## What you need to do
Please gather every line of the listing below that contains the string "series". Case counts.

** START Given data **

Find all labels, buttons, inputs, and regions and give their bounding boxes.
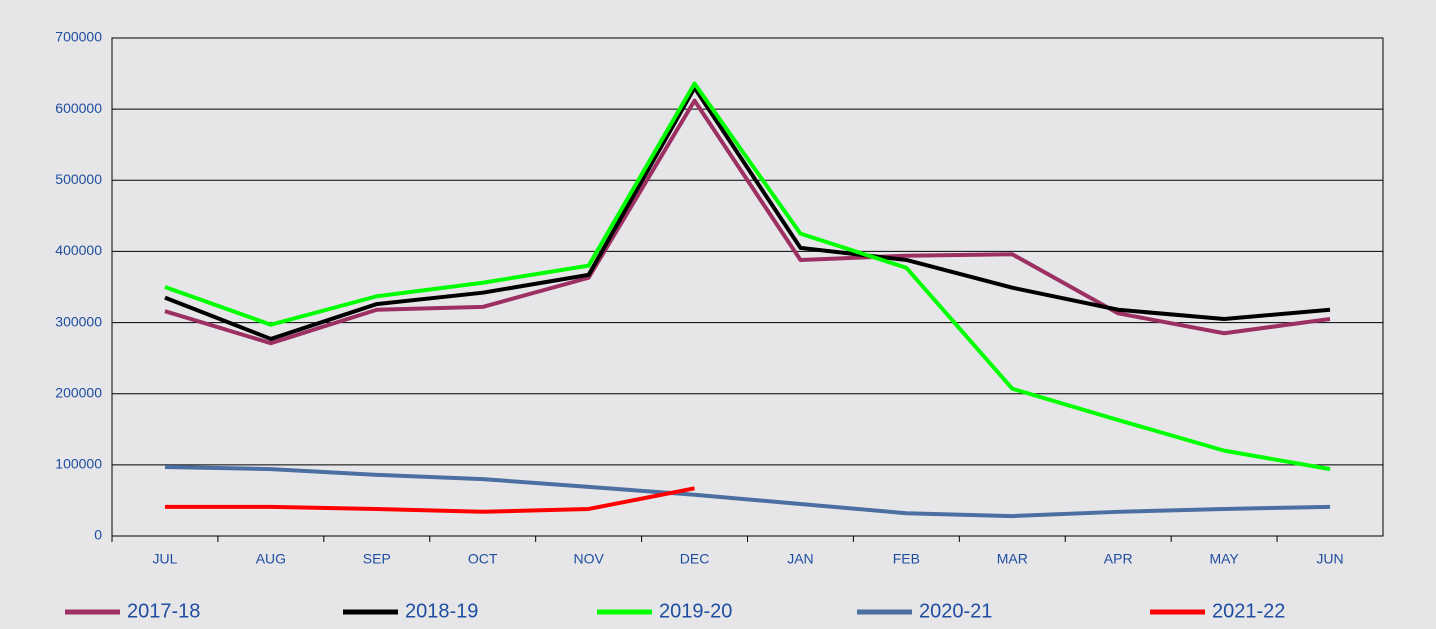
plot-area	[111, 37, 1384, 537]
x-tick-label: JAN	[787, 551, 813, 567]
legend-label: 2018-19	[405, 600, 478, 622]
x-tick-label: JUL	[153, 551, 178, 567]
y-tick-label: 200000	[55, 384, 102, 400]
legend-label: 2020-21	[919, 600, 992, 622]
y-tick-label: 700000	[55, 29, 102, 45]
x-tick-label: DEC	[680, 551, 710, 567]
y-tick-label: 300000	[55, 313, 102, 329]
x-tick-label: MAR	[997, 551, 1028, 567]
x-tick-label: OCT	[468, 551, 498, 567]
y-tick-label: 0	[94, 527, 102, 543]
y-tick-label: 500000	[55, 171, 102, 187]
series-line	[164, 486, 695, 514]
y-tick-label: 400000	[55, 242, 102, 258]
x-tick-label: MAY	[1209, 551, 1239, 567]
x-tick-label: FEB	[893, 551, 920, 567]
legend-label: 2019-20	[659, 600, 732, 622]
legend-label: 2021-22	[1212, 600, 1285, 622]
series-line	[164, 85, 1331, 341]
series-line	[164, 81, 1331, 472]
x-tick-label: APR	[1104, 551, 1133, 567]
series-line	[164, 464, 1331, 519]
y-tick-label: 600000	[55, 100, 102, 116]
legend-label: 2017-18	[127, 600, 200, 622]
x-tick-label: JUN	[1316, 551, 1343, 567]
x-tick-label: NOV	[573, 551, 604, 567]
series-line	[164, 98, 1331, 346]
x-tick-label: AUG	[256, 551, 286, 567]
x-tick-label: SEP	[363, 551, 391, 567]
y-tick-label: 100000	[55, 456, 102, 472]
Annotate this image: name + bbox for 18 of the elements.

** END Given data **

## Reply
series-line	[164, 486, 695, 514]
series-line	[164, 85, 1331, 341]
series-line	[164, 81, 1331, 472]
series-line	[164, 464, 1331, 519]
series-line	[164, 98, 1331, 346]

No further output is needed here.